**YOUR GOAL:** Type out the complete listing below word for word, without its pictures.

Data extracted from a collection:
------

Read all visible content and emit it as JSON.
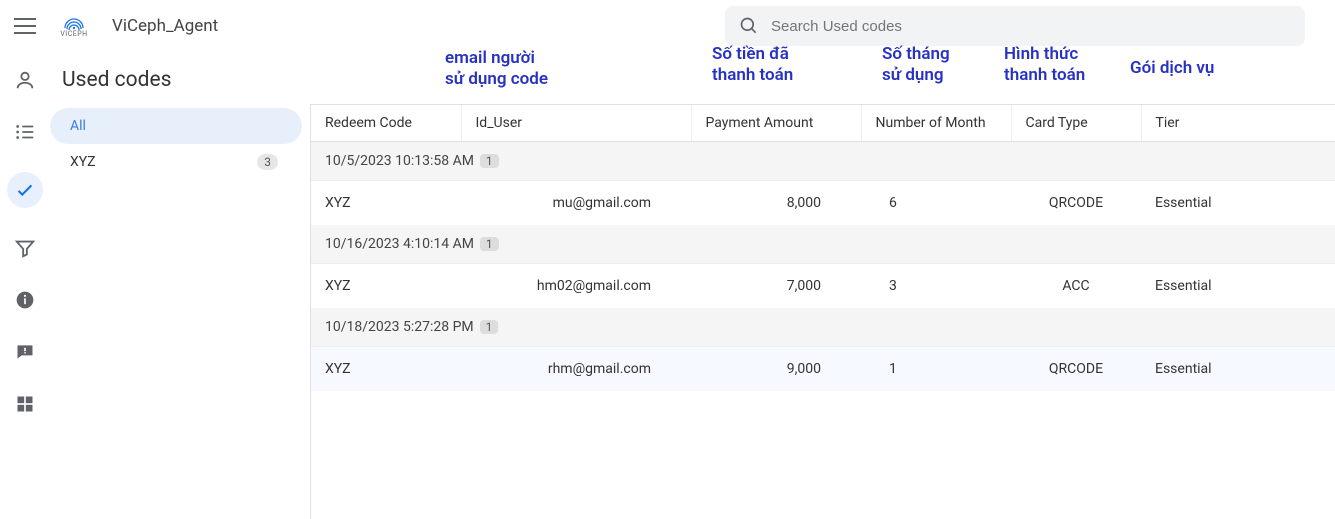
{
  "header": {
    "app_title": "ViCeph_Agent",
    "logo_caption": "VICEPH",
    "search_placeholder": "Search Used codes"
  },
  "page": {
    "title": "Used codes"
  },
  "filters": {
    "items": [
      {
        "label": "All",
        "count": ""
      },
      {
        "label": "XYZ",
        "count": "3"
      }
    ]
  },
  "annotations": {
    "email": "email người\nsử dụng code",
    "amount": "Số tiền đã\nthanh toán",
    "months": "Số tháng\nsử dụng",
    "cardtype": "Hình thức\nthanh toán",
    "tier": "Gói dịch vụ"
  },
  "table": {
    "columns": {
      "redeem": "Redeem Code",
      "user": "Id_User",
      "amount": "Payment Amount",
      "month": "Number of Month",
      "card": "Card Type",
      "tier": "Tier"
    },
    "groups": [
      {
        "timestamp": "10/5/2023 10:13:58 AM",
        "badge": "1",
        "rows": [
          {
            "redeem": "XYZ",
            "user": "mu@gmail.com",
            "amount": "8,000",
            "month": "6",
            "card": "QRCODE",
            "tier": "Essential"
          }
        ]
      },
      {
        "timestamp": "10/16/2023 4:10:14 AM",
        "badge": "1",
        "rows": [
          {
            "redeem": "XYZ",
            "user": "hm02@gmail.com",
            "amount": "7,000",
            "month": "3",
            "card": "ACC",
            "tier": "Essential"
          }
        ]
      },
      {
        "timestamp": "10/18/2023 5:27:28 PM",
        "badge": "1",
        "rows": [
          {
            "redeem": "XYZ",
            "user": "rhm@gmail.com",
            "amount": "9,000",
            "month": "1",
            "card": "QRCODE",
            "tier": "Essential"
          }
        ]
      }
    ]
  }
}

------

**RESULT OF THIS EXERCISE:**
Read all visible content and emit it as JSON.
{
  "header": {
    "app_title": "ViCeph_Agent",
    "logo_caption": "VICEPH",
    "search_placeholder": "Search Used codes"
  },
  "page": {
    "title": "Used codes"
  },
  "filters": {
    "items": [
      {
        "label": "All",
        "count": ""
      },
      {
        "label": "XYZ",
        "count": "3"
      }
    ]
  },
  "annotations": {
    "email": "email người\nsử dụng code",
    "amount": "Số tiền đã\nthanh toán",
    "months": "Số tháng\nsử dụng",
    "cardtype": "Hình thức\nthanh toán",
    "tier": "Gói dịch vụ"
  },
  "table": {
    "columns": {
      "redeem": "Redeem Code",
      "user": "Id_User",
      "amount": "Payment Amount",
      "month": "Number of Month",
      "card": "Card Type",
      "tier": "Tier"
    },
    "groups": [
      {
        "timestamp": "10/5/2023 10:13:58 AM",
        "badge": "1",
        "rows": [
          {
            "redeem": "XYZ",
            "user": "mu@gmail.com",
            "amount": "8,000",
            "month": "6",
            "card": "QRCODE",
            "tier": "Essential"
          }
        ]
      },
      {
        "timestamp": "10/16/2023 4:10:14 AM",
        "badge": "1",
        "rows": [
          {
            "redeem": "XYZ",
            "user": "hm02@gmail.com",
            "amount": "7,000",
            "month": "3",
            "card": "ACC",
            "tier": "Essential"
          }
        ]
      },
      {
        "timestamp": "10/18/2023 5:27:28 PM",
        "badge": "1",
        "rows": [
          {
            "redeem": "XYZ",
            "user": "rhm@gmail.com",
            "amount": "9,000",
            "month": "1",
            "card": "QRCODE",
            "tier": "Essential"
          }
        ]
      }
    ]
  }
}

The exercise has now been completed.